[Provided material start]
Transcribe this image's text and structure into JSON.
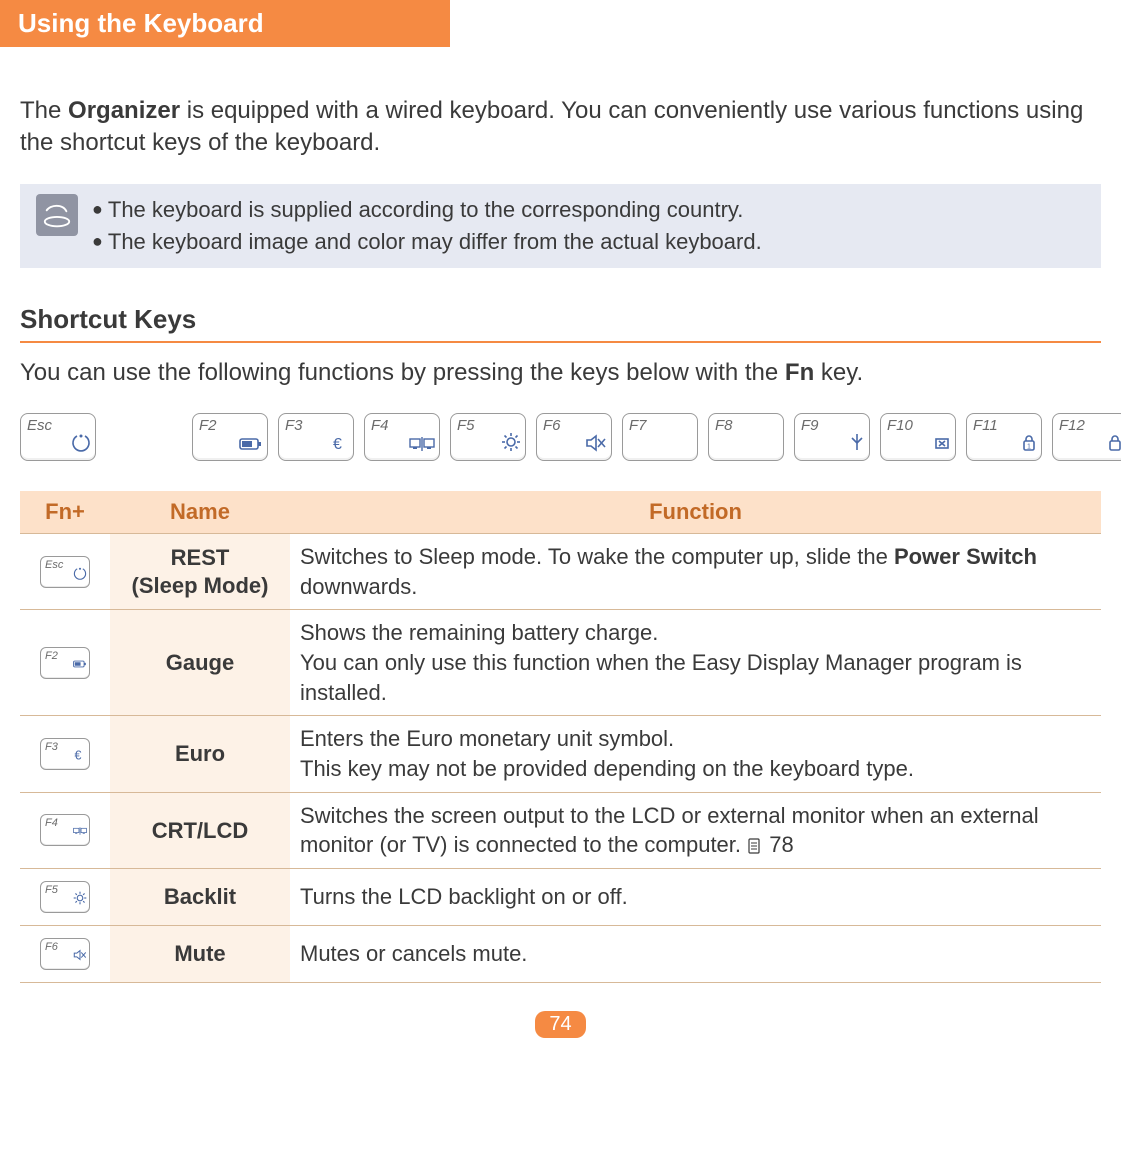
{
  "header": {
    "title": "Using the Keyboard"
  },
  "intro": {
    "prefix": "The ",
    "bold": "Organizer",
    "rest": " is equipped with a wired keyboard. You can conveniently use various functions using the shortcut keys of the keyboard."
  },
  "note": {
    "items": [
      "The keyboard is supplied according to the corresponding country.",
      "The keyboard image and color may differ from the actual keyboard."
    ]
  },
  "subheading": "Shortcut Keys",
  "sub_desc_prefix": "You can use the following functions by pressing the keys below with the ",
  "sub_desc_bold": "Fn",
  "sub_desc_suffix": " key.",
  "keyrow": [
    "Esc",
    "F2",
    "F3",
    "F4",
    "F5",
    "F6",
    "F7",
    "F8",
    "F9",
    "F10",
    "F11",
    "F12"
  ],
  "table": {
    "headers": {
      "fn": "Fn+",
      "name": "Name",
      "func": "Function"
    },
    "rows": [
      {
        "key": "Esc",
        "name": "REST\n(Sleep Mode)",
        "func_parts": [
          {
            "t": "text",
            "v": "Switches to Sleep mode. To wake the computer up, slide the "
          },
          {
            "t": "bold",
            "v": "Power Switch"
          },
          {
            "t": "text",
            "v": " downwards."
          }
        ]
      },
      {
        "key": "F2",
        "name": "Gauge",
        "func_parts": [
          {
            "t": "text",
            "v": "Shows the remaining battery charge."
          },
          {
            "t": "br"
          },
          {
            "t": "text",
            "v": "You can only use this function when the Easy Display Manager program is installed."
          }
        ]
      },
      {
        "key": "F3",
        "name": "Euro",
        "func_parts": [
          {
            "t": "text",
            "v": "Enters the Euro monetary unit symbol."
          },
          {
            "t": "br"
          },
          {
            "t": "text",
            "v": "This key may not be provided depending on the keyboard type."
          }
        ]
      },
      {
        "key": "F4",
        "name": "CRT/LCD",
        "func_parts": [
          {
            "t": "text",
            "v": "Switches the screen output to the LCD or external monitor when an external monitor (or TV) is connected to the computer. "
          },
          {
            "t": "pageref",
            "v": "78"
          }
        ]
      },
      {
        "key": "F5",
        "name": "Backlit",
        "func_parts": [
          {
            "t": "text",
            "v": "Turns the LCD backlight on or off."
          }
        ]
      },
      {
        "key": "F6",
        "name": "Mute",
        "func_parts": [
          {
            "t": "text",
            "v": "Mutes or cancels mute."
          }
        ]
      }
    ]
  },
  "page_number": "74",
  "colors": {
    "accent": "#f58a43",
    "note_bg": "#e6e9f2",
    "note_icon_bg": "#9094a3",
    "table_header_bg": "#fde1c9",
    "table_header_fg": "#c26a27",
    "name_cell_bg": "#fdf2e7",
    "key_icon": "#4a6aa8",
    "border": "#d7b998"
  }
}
[Provided material end]
▸ Directions
State the number of lines in these entries that include the string "Switches". Provide nothing beyond that number.

▸ Solution to this task
2